> TASK OBJECTIVE: Work out how many lines of the listing hold "price", then state only that count.

> RECORD EXCERPTS:
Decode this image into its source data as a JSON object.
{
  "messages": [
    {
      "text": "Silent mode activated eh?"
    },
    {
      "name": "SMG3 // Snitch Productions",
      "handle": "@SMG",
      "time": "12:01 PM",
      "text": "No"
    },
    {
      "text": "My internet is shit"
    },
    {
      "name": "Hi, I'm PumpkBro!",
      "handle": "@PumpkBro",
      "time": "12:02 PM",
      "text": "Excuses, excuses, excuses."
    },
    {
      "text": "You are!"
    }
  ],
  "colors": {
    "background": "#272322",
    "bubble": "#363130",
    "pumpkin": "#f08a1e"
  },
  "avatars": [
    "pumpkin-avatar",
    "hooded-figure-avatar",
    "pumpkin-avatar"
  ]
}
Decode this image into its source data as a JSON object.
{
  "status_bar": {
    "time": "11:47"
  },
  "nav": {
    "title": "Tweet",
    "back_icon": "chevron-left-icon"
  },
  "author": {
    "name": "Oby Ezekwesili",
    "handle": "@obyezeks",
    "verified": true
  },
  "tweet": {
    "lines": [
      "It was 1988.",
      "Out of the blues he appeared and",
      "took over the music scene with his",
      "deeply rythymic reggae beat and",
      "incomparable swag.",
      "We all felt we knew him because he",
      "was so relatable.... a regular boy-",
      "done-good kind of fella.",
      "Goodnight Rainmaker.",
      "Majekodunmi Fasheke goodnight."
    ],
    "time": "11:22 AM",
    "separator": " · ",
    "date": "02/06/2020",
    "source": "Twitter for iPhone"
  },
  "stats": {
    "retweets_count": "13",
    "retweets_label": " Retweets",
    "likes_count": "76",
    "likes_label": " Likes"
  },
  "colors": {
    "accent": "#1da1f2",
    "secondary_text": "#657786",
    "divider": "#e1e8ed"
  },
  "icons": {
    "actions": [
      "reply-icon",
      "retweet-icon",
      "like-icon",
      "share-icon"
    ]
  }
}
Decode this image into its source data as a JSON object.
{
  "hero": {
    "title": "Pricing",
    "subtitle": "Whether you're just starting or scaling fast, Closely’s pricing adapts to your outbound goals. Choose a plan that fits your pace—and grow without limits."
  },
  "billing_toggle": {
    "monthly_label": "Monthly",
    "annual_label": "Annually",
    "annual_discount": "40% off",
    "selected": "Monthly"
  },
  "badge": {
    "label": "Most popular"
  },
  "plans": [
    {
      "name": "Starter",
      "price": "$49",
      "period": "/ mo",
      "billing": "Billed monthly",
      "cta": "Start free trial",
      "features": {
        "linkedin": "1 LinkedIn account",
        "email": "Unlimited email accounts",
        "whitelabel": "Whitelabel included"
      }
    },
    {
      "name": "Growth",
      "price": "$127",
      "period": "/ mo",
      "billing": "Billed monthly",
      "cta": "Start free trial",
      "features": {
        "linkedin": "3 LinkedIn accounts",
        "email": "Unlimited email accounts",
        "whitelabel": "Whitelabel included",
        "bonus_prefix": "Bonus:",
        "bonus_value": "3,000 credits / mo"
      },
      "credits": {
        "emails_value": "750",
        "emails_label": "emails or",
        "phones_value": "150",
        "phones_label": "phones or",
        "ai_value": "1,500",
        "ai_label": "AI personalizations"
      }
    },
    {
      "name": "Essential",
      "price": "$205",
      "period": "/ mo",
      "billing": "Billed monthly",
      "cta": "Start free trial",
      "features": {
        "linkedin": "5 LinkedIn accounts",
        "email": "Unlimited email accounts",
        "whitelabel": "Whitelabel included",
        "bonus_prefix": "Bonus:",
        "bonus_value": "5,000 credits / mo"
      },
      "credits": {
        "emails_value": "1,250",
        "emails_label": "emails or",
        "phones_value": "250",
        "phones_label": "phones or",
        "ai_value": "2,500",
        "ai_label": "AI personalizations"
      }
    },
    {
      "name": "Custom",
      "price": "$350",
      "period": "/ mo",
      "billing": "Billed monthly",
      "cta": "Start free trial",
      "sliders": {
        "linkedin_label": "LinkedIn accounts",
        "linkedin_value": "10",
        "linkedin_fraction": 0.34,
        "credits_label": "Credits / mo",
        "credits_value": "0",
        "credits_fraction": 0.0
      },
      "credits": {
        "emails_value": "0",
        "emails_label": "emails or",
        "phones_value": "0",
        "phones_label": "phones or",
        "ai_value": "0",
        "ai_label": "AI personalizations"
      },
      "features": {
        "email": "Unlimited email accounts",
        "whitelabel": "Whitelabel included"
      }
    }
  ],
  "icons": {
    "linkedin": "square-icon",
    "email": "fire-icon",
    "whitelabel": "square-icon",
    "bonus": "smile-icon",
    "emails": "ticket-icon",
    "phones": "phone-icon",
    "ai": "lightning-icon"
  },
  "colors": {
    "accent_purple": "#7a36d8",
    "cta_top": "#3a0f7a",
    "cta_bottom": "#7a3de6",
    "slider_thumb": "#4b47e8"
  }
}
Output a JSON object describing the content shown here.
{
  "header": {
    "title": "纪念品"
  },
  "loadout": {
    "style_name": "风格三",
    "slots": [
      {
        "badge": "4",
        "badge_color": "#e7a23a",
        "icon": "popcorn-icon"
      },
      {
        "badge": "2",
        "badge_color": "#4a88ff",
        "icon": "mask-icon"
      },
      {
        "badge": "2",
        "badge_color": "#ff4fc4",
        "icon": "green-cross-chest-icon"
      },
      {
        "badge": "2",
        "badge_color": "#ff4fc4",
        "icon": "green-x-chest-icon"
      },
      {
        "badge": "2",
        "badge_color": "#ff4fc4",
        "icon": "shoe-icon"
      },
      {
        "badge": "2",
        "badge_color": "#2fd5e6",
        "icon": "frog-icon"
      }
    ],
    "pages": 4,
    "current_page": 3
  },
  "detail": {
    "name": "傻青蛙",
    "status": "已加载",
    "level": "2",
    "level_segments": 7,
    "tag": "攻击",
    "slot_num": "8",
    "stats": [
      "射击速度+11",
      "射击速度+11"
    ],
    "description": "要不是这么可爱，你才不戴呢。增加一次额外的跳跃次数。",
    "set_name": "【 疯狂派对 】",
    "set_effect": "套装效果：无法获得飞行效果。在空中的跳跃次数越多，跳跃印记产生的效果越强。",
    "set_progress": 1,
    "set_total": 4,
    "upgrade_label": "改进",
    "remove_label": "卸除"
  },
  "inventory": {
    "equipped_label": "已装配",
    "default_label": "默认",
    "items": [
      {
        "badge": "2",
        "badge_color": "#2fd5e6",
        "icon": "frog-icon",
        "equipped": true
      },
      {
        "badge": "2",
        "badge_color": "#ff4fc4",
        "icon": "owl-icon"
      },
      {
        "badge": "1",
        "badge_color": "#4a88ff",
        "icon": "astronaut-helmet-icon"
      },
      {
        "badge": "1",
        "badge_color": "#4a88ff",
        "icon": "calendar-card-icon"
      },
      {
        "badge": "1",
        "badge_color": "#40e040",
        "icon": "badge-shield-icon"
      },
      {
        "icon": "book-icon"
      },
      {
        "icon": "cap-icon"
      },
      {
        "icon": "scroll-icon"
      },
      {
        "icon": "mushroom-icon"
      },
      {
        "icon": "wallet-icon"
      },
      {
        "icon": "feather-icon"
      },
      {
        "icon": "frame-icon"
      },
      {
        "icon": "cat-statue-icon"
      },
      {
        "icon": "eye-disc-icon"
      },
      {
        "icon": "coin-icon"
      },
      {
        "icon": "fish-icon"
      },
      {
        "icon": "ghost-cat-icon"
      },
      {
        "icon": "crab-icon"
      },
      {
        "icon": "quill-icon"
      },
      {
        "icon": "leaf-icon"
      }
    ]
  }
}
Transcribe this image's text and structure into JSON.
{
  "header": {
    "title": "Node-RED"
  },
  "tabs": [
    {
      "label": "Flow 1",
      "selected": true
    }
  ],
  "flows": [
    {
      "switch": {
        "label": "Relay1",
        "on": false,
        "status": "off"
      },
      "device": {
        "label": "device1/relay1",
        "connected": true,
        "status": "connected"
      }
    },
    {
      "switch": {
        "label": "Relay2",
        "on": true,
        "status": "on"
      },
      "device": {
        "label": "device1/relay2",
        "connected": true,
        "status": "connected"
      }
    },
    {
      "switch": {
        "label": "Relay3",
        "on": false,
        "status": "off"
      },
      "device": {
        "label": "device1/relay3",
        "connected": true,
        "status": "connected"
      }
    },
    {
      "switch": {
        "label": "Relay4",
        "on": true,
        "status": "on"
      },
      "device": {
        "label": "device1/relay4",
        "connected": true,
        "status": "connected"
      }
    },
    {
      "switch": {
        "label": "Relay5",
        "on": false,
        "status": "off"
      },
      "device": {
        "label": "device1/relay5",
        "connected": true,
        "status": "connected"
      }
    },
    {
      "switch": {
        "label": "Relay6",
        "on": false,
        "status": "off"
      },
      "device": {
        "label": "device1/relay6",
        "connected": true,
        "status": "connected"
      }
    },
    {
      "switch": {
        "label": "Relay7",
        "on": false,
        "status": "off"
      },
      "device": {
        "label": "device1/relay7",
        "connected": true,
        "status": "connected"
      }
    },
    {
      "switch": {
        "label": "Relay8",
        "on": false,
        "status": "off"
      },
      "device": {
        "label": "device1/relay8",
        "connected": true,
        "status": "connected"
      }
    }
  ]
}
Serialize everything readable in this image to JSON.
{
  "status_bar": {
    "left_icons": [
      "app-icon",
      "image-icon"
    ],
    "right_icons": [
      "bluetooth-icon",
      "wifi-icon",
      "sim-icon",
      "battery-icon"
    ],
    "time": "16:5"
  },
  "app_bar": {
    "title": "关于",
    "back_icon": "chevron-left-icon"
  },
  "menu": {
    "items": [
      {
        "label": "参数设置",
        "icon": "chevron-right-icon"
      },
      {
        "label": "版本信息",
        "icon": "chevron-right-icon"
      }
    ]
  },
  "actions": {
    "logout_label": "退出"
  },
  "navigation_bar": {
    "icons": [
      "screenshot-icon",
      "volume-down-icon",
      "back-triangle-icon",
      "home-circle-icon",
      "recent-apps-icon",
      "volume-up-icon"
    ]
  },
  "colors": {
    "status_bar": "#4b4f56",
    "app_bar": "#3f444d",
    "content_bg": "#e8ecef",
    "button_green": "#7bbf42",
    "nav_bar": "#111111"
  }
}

> EXERCISE RESPONSE: 4